> RAW DATA:
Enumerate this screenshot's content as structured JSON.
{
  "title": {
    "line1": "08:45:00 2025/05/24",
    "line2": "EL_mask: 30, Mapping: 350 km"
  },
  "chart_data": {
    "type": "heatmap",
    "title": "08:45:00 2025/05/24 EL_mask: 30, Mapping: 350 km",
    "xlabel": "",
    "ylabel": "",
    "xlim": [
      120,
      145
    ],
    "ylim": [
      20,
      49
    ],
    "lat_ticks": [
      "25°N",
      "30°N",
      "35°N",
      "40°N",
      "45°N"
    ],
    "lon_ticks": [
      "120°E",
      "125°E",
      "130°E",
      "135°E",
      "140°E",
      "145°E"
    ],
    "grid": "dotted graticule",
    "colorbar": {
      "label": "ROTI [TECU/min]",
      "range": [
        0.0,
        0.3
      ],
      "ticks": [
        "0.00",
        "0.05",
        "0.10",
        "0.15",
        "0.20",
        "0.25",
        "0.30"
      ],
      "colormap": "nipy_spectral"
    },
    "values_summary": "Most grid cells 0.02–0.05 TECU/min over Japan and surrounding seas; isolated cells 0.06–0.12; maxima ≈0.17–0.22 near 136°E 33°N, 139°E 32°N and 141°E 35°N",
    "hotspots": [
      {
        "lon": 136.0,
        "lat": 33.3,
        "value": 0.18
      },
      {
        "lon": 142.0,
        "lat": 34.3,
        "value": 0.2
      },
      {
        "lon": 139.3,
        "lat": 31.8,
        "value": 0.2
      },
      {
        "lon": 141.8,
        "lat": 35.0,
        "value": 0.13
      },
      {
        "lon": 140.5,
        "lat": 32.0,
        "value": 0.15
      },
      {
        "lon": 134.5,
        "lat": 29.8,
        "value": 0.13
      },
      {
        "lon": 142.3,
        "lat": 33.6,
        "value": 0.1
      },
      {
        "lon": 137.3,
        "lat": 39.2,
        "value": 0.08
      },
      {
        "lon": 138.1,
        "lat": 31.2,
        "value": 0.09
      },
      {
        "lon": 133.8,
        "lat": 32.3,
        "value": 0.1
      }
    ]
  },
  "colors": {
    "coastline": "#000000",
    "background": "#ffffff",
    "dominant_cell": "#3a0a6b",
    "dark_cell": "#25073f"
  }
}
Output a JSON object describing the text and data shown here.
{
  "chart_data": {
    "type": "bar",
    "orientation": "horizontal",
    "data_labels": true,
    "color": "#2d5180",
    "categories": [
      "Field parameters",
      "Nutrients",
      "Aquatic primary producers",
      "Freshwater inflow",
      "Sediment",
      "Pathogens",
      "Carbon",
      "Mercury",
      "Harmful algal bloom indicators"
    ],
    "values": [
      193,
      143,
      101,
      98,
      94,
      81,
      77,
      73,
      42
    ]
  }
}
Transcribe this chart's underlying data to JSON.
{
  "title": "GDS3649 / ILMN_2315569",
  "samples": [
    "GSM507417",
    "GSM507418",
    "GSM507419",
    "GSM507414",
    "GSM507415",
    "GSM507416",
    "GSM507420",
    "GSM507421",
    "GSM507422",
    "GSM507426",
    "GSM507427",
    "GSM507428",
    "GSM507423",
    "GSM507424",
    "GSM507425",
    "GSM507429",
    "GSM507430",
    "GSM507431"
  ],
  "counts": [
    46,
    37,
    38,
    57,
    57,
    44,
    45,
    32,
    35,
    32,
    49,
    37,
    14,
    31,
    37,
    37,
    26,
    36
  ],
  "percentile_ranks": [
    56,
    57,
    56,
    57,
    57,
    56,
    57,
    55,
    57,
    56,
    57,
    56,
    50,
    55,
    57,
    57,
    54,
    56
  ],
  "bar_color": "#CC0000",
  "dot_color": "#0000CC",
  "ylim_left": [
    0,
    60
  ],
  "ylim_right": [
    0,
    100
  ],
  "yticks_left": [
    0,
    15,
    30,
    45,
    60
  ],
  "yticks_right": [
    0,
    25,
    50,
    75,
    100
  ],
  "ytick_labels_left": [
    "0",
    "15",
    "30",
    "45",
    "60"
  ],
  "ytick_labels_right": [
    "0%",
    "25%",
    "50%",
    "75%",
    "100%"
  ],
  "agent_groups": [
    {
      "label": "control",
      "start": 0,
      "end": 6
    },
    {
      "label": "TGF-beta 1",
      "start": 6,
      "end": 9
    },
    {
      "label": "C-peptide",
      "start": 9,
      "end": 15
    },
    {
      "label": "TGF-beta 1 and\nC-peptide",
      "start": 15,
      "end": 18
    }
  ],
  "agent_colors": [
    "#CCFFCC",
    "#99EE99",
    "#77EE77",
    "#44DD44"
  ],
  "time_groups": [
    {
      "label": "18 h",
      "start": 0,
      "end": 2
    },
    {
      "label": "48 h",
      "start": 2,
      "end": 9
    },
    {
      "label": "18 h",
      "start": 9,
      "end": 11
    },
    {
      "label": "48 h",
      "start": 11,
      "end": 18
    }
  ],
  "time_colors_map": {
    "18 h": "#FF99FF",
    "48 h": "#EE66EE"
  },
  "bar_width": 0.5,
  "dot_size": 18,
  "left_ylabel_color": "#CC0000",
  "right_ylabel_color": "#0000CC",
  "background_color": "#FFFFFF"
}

> DIRECTIONS FOR THIS TASK: Output the material in full, exactly as it appears.

> OUTPUT OF THE TASK:
Enumerate this screenshot's content as structured JSON.
{
  "title": {
    "line1": "08:45:00 2025/05/24",
    "line2": "EL_mask: 30, Mapping: 350 km"
  },
  "chart_data": {
    "type": "heatmap",
    "title": "08:45:00 2025/05/24 EL_mask: 30, Mapping: 350 km",
    "xlabel": "",
    "ylabel": "",
    "xlim": [
      120,
      145
    ],
    "ylim": [
      20,
      49
    ],
    "lat_ticks": [
      "25°N",
      "30°N",
      "35°N",
      "40°N",
      "45°N"
    ],
    "lon_ticks": [
      "120°E",
      "125°E",
      "130°E",
      "135°E",
      "140°E",
      "145°E"
    ],
    "grid": "dotted graticule",
    "colorbar": {
      "label": "ROTI [TECU/min]",
      "range": [
        0.0,
        0.3
      ],
      "ticks": [
        "0.00",
        "0.05",
        "0.10",
        "0.15",
        "0.20",
        "0.25",
        "0.30"
      ],
      "colormap": "nipy_spectral"
    },
    "values_summary": "Most grid cells 0.02–0.05 TECU/min over Japan and surrounding seas; isolated cells 0.06–0.12; maxima ≈0.17–0.22 near 136°E 33°N, 139°E 32°N and 141°E 35°N",
    "hotspots": [
      {
        "lon": 136.0,
        "lat": 33.3,
        "value": 0.18
      },
      {
        "lon": 142.0,
        "lat": 34.3,
        "value": 0.2
      },
      {
        "lon": 139.3,
        "lat": 31.8,
        "value": 0.2
      },
      {
        "lon": 141.8,
        "lat": 35.0,
        "value": 0.13
      },
      {
        "lon": 140.5,
        "lat": 32.0,
        "value": 0.15
      },
      {
        "lon": 134.5,
        "lat": 29.8,
        "value": 0.13
      },
      {
        "lon": 142.3,
        "lat": 33.6,
        "value": 0.1
      },
      {
        "lon": 137.3,
        "lat": 39.2,
        "value": 0.08
      },
      {
        "lon": 138.1,
        "lat": 31.2,
        "value": 0.09
      },
      {
        "lon": 133.8,
        "lat": 32.3,
        "value": 0.1
      }
    ]
  },
  "colors": {
    "coastline": "#000000",
    "background": "#ffffff",
    "dominant_cell": "#3a0a6b",
    "dark_cell": "#25073f"
  }
}
Output a JSON object describing the text and data shown here.
{
  "chart_data": {
    "type": "bar",
    "orientation": "horizontal",
    "data_labels": true,
    "color": "#2d5180",
    "categories": [
      "Field parameters",
      "Nutrients",
      "Aquatic primary producers",
      "Freshwater inflow",
      "Sediment",
      "Pathogens",
      "Carbon",
      "Mercury",
      "Harmful algal bloom indicators"
    ],
    "values": [
      193,
      143,
      101,
      98,
      94,
      81,
      77,
      73,
      42
    ]
  }
}
Transcribe this chart's underlying data to JSON.
{
  "title": "GDS3649 / ILMN_2315569",
  "samples": [
    "GSM507417",
    "GSM507418",
    "GSM507419",
    "GSM507414",
    "GSM507415",
    "GSM507416",
    "GSM507420",
    "GSM507421",
    "GSM507422",
    "GSM507426",
    "GSM507427",
    "GSM507428",
    "GSM507423",
    "GSM507424",
    "GSM507425",
    "GSM507429",
    "GSM507430",
    "GSM507431"
  ],
  "counts": [
    46,
    37,
    38,
    57,
    57,
    44,
    45,
    32,
    35,
    32,
    49,
    37,
    14,
    31,
    37,
    37,
    26,
    36
  ],
  "percentile_ranks": [
    56,
    57,
    56,
    57,
    57,
    56,
    57,
    55,
    57,
    56,
    57,
    56,
    50,
    55,
    57,
    57,
    54,
    56
  ],
  "bar_color": "#CC0000",
  "dot_color": "#0000CC",
  "ylim_left": [
    0,
    60
  ],
  "ylim_right": [
    0,
    100
  ],
  "yticks_left": [
    0,
    15,
    30,
    45,
    60
  ],
  "yticks_right": [
    0,
    25,
    50,
    75,
    100
  ],
  "ytick_labels_left": [
    "0",
    "15",
    "30",
    "45",
    "60"
  ],
  "ytick_labels_right": [
    "0%",
    "25%",
    "50%",
    "75%",
    "100%"
  ],
  "agent_groups": [
    {
      "label": "control",
      "start": 0,
      "end": 6
    },
    {
      "label": "TGF-beta 1",
      "start": 6,
      "end": 9
    },
    {
      "label": "C-peptide",
      "start": 9,
      "end": 15
    },
    {
      "label": "TGF-beta 1 and\nC-peptide",
      "start": 15,
      "end": 18
    }
  ],
  "agent_colors": [
    "#CCFFCC",
    "#99EE99",
    "#77EE77",
    "#44DD44"
  ],
  "time_groups": [
    {
      "label": "18 h",
      "start": 0,
      "end": 2
    },
    {
      "label": "48 h",
      "start": 2,
      "end": 9
    },
    {
      "label": "18 h",
      "start": 9,
      "end": 11
    },
    {
      "label": "48 h",
      "start": 11,
      "end": 18
    }
  ],
  "time_colors_map": {
    "18 h": "#FF99FF",
    "48 h": "#EE66EE"
  },
  "bar_width": 0.5,
  "dot_size": 18,
  "left_ylabel_color": "#CC0000",
  "right_ylabel_color": "#0000CC",
  "background_color": "#FFFFFF"
}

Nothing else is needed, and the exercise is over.